**PROBLEM TO SOLVE**
Identify, in the records below, every line where the string "from" appears, and copy each such line.

** BEGIN STORED RECORDS **

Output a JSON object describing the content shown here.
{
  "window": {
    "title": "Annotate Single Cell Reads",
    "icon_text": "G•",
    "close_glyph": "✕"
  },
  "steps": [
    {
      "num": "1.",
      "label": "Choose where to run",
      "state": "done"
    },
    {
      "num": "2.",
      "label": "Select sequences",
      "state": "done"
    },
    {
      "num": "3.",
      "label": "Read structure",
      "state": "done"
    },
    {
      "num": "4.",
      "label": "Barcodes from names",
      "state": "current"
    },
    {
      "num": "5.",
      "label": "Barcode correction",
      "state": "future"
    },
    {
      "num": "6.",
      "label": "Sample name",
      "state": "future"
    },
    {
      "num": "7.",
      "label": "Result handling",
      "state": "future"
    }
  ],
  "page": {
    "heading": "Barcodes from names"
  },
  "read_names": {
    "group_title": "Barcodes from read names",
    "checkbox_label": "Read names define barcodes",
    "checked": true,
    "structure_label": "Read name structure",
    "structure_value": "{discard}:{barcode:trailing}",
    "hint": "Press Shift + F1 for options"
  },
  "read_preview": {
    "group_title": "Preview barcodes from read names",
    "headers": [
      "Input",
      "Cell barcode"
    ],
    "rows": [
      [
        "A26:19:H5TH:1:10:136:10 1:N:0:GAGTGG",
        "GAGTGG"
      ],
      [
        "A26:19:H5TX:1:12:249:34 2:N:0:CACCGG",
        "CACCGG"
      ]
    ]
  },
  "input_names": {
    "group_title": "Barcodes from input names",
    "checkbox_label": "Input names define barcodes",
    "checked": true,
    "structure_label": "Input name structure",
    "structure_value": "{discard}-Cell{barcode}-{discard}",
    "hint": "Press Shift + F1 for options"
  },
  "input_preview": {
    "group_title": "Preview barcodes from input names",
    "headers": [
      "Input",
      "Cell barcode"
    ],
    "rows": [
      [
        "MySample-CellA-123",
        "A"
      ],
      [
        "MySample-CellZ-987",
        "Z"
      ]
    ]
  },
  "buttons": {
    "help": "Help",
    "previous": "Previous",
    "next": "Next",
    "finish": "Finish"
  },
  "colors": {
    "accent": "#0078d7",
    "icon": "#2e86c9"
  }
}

** END STORED RECORDS **

**OUTPUT**
      "label": "Barcodes from names",
    "heading": "Barcodes from names"
    "group_title": "Barcodes from read names",
    "group_title": "Preview barcodes from read names",
    "group_title": "Barcodes from input names",
    "group_title": "Preview barcodes from input names",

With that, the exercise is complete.